* [Passage shown]:
§
# Calling a Musical



## JVV (May 17, 2017)

Hello Stage Managers who read music,
I currently have a student SM that reads music and for our musical this spring he had to flip back and forth from the Libretto Script (which had no music) to the Piano Conductor's Score (which had no book scenes).

Do licensing companies provide one book to rule them all? Or do you have to copy and paste your own prompt book in order to have all your cues in one spot?

Thanks,
JVV


----------



## TheaterEd (May 17, 2017)

MTI's Broadway Junior shows generally have the music in the script and they are obnoxious to work with as a tech because you're constantly flipping pages.

I can read music as well, but I have never felt the need to use that ability when calling cues for a musical.

I just use the script with the words of the songs and by the time the show is up I know the music well enough that I can just call the specific cues by ear. I generally have students run the Jr shows, but the last time I had to run sound for one I stapled the song pages together to make the script easier to follow along with.


----------



## Skervald (May 17, 2017)

I agree with @TheaterEd. I have a music degree but when I call a musical I don't find it necessary to read the score. I'll reference it when designing lights and even sometimes in rehearsal but I put it away for performances. Too many page turns. For tricky cues I make notes in the libretto but that's about it. Honestly, I have a hard time FORGETTING music cues.


----------



## chausman (May 17, 2017)

Binders and copies are your friend, if you want to put the piano/conductor score with the dialog.


----------



## Dionysus (May 17, 2017)

For me it depends on the musical. Some are much easier just to go by the script, any music based cues called by ear.
Other shows have so much based on music that you pretty much need the score. I seem to remember another thread about this about a year ago, go ahead and search.

Anyways you can insert just the music you need, make you a little more sane, unless you need ALL the music. In which case you pretty much want to play with making a custom script copy.


----------



## ratthepoodle (May 18, 2017)

Just to add to this, most stage managers (from my experience) mostly go off of the script. They will paste sections of the P/C score if necessary, but more often, they will write out rests or just mark where exactly in the words the cue happens. The musical background comes in the form of being able to determine the tempo and get the feel of where the cue goes.

Personally, I try to get a 3-ring binder version of the script. I know MTI generally offers this for their shows. These are printed one-sided, and then I can add whatever I need to the left side of each page (Notes, ground plot, music, etc).


----------



## Brandon Paul (May 18, 2017)
§
* [Data shown]:
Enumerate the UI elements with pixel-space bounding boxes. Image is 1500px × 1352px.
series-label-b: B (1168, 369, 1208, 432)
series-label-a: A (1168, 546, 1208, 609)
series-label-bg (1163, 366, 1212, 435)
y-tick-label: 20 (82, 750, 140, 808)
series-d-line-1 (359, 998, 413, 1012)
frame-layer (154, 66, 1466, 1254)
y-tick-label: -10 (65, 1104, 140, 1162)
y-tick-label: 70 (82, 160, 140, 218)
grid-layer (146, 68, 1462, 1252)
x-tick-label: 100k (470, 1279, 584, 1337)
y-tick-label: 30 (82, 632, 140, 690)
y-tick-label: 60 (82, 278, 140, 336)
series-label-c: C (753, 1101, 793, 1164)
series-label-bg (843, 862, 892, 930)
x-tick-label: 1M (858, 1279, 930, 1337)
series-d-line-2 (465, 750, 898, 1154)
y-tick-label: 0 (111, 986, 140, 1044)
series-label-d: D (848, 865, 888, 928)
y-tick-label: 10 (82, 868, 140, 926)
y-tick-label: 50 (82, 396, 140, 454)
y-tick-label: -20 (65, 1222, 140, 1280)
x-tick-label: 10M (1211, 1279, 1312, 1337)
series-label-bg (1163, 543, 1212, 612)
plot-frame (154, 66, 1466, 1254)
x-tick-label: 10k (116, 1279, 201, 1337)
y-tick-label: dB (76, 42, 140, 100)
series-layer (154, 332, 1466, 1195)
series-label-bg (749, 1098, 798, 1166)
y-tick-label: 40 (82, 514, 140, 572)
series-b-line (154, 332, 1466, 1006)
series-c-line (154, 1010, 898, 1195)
§
* [Aim of the task]: Repeat, word for word, the stretch of the calling-a-musical thread above that opens with the words containing "I agree with" and closes with "FORGETTING music cues.".

* [Answer for the task]:
I agree with @TheaterEd. I have a music degree but when I call a musical I don't find it necessary to read the score. I'll reference it when designing lights and even sometimes in rehearsal but I put it away for performances. Too many page turns. For tricky cues I make notes in the libretto but that's about it. Honestly, I have a hard time FORGETTING music cues.